Exercise task: Write out the entries below once more, exactly.

======== Supplied material ========

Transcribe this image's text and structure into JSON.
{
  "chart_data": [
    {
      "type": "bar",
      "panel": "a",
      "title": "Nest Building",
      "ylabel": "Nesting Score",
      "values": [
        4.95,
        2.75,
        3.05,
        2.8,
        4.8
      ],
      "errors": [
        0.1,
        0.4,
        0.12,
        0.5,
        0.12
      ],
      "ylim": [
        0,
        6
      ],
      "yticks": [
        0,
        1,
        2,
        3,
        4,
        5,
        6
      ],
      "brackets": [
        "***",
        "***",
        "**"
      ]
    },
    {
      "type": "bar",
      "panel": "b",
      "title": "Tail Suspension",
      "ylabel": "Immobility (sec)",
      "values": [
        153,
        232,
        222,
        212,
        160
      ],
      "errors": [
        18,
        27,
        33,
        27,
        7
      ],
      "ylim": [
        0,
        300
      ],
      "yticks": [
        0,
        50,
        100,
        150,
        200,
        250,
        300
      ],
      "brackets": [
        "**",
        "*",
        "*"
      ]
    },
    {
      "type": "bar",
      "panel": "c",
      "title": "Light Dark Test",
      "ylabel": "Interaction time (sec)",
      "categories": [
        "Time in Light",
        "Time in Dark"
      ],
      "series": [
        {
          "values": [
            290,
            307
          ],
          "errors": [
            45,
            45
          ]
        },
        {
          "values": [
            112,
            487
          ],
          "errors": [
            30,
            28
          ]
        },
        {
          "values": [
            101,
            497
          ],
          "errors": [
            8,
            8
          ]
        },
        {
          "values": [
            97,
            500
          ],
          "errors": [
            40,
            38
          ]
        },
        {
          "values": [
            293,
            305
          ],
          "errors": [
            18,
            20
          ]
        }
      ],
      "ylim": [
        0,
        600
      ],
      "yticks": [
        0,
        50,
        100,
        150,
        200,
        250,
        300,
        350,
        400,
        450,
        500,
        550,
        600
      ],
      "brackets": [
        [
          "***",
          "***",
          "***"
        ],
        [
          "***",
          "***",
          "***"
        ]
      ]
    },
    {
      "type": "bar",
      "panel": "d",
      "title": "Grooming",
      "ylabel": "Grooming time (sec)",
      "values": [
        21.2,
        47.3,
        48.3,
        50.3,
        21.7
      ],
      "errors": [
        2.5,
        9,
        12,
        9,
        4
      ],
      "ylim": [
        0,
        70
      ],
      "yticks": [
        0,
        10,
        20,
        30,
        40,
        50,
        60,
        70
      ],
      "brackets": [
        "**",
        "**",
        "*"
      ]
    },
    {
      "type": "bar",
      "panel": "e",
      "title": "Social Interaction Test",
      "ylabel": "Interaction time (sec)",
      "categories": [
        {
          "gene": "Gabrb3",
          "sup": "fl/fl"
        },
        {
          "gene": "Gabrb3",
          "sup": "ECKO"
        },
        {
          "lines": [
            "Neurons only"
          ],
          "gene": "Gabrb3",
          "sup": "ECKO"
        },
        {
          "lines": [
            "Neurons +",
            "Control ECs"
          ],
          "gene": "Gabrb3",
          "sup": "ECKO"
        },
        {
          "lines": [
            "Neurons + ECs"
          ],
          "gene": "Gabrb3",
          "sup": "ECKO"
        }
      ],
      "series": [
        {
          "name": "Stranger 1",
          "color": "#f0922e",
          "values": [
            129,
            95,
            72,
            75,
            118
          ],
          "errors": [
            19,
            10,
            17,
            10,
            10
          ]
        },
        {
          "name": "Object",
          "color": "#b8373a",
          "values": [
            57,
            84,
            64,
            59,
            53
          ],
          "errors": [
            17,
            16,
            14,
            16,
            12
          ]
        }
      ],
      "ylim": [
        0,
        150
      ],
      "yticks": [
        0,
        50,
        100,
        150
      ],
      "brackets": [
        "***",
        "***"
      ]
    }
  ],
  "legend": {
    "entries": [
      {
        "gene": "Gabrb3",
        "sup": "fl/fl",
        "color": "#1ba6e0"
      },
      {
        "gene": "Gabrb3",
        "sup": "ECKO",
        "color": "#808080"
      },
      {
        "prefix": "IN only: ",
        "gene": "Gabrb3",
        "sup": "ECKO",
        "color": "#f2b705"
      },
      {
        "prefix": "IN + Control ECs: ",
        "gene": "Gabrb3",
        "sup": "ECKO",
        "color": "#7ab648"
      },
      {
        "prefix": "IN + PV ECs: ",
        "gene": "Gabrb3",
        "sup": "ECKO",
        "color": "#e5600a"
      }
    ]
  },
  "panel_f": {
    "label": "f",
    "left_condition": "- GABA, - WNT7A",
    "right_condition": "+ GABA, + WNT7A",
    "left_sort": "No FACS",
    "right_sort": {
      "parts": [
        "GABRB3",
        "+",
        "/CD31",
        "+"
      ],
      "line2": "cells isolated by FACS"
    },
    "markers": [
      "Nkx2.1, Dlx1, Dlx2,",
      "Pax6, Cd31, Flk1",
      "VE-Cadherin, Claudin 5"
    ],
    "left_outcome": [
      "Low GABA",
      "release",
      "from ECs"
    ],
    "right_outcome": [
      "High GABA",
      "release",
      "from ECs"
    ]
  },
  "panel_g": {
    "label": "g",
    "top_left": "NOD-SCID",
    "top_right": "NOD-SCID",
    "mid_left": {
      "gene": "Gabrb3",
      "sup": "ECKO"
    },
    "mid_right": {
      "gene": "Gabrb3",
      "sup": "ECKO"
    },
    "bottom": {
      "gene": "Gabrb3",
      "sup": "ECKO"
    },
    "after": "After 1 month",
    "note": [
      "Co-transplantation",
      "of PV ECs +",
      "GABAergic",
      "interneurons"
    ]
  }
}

========

Reply:
Transcribe this image's text and structure into JSON.
{
  "chart_data": [
    {
      "type": "bar",
      "panel": "a",
      "title": "Nest Building",
      "ylabel": "Nesting Score",
      "values": [
        4.95,
        2.75,
        3.05,
        2.8,
        4.8
      ],
      "errors": [
        0.1,
        0.4,
        0.12,
        0.5,
        0.12
      ],
      "ylim": [
        0,
        6
      ],
      "yticks": [
        0,
        1,
        2,
        3,
        4,
        5,
        6
      ],
      "brackets": [
        "***",
        "***",
        "**"
      ]
    },
    {
      "type": "bar",
      "panel": "b",
      "title": "Tail Suspension",
      "ylabel": "Immobility (sec)",
      "values": [
        153,
        232,
        222,
        212,
        160
      ],
      "errors": [
        18,
        27,
        33,
        27,
        7
      ],
      "ylim": [
        0,
        300
      ],
      "yticks": [
        0,
        50,
        100,
        150,
        200,
        250,
        300
      ],
      "brackets": [
        "**",
        "*",
        "*"
      ]
    },
    {
      "type": "bar",
      "panel": "c",
      "title": "Light Dark Test",
      "ylabel": "Interaction time (sec)",
      "categories": [
        "Time in Light",
        "Time in Dark"
      ],
      "series": [
        {
          "values": [
            290,
            307
          ],
          "errors": [
            45,
            45
          ]
        },
        {
          "values": [
            112,
            487
          ],
          "errors": [
            30,
            28
          ]
        },
        {
          "values": [
            101,
            497
          ],
          "errors": [
            8,
            8
          ]
        },
        {
          "values": [
            97,
            500
          ],
          "errors": [
            40,
            38
          ]
        },
        {
          "values": [
            293,
            305
          ],
          "errors": [
            18,
            20
          ]
        }
      ],
      "ylim": [
        0,
        600
      ],
      "yticks": [
        0,
        50,
        100,
        150,
        200,
        250,
        300,
        350,
        400,
        450,
        500,
        550,
        600
      ],
      "brackets": [
        [
          "***",
          "***",
          "***"
        ],
        [
          "***",
          "***",
          "***"
        ]
      ]
    },
    {
      "type": "bar",
      "panel": "d",
      "title": "Grooming",
      "ylabel": "Grooming time (sec)",
      "values": [
        21.2,
        47.3,
        48.3,
        50.3,
        21.7
      ],
      "errors": [
        2.5,
        9,
        12,
        9,
        4
      ],
      "ylim": [
        0,
        70
      ],
      "yticks": [
        0,
        10,
        20,
        30,
        40,
        50,
        60,
        70
      ],
      "brackets": [
        "**",
        "**",
        "*"
      ]
    },
    {
      "type": "bar",
      "panel": "e",
      "title": "Social Interaction Test",
      "ylabel": "Interaction time (sec)",
      "categories": [
        {
          "gene": "Gabrb3",
          "sup": "fl/fl"
        },
        {
          "gene": "Gabrb3",
          "sup": "ECKO"
        },
        {
          "lines": [
            "Neurons only"
          ],
          "gene": "Gabrb3",
          "sup": "ECKO"
        },
        {
          "lines": [
            "Neurons +",
            "Control ECs"
          ],
          "gene": "Gabrb3",
          "sup": "ECKO"
        },
        {
          "lines": [
            "Neurons + ECs"
          ],
          "gene": "Gabrb3",
          "sup": "ECKO"
        }
      ],
      "series": [
        {
          "name": "Stranger 1",
          "color": "#f0922e",
          "values": [
            129,
            95,
            72,
            75,
            118
          ],
          "errors": [
            19,
            10,
            17,
            10,
            10
          ]
        },
        {
          "name": "Object",
          "color": "#b8373a",
          "values": [
            57,
            84,
            64,
            59,
            53
          ],
          "errors": [
            17,
            16,
            14,
            16,
            12
          ]
        }
      ],
      "ylim": [
        0,
        150
      ],
      "yticks": [
        0,
        50,
        100,
        150
      ],
      "brackets": [
        "***",
        "***"
      ]
    }
  ],
  "legend": {
    "entries": [
      {
        "gene": "Gabrb3",
        "sup": "fl/fl",
        "color": "#1ba6e0"
      },
      {
        "gene": "Gabrb3",
        "sup": "ECKO",
        "color": "#808080"
      },
      {
        "prefix": "IN only: ",
        "gene": "Gabrb3",
        "sup": "ECKO",
        "color": "#f2b705"
      },
      {
        "prefix": "IN + Control ECs: ",
        "gene": "Gabrb3",
        "sup": "ECKO",
        "color": "#7ab648"
      },
      {
        "prefix": "IN + PV ECs: ",
        "gene": "Gabrb3",
        "sup": "ECKO",
        "color": "#e5600a"
      }
    ]
  },
  "panel_f": {
    "label": "f",
    "left_condition": "- GABA, - WNT7A",
    "right_condition": "+ GABA, + WNT7A",
    "left_sort": "No FACS",
    "right_sort": {
      "parts": [
        "GABRB3",
        "+",
        "/CD31",
        "+"
      ],
      "line2": "cells isolated by FACS"
    },
    "markers": [
      "Nkx2.1, Dlx1, Dlx2,",
      "Pax6, Cd31, Flk1",
      "VE-Cadherin, Claudin 5"
    ],
    "left_outcome": [
      "Low GABA",
      "release",
      "from ECs"
    ],
    "right_outcome": [
      "High GABA",
      "release",
      "from ECs"
    ]
  },
  "panel_g": {
    "label": "g",
    "top_left": "NOD-SCID",
    "top_right": "NOD-SCID",
    "mid_left": {
      "gene": "Gabrb3",
      "sup": "ECKO"
    },
    "mid_right": {
      "gene": "Gabrb3",
      "sup": "ECKO"
    },
    "bottom": {
      "gene": "Gabrb3",
      "sup": "ECKO"
    },
    "after": "After 1 month",
    "note": [
      "Co-transplantation",
      "of PV ECs +",
      "GABAergic",
      "interneurons"
    ]
  }
}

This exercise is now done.